Collection entries:
===============
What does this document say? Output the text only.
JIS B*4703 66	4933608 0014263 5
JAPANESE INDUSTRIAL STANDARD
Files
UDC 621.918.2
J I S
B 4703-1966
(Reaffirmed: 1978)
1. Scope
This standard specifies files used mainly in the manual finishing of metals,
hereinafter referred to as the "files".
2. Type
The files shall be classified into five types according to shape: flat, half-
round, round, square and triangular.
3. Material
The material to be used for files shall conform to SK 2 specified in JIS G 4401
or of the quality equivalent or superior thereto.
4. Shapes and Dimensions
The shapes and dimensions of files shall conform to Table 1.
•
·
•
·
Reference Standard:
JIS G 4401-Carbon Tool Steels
===============
▶ What the exercise asks
Look for "shall" and pull out every line that has it.

▶ Result of the task
The files shall be classified into five types according to shape: flat, half-
The material to be used for files shall conform to SK 2 specified in JIS G 4401
The shapes and dimensions of files shall conform to Table 1.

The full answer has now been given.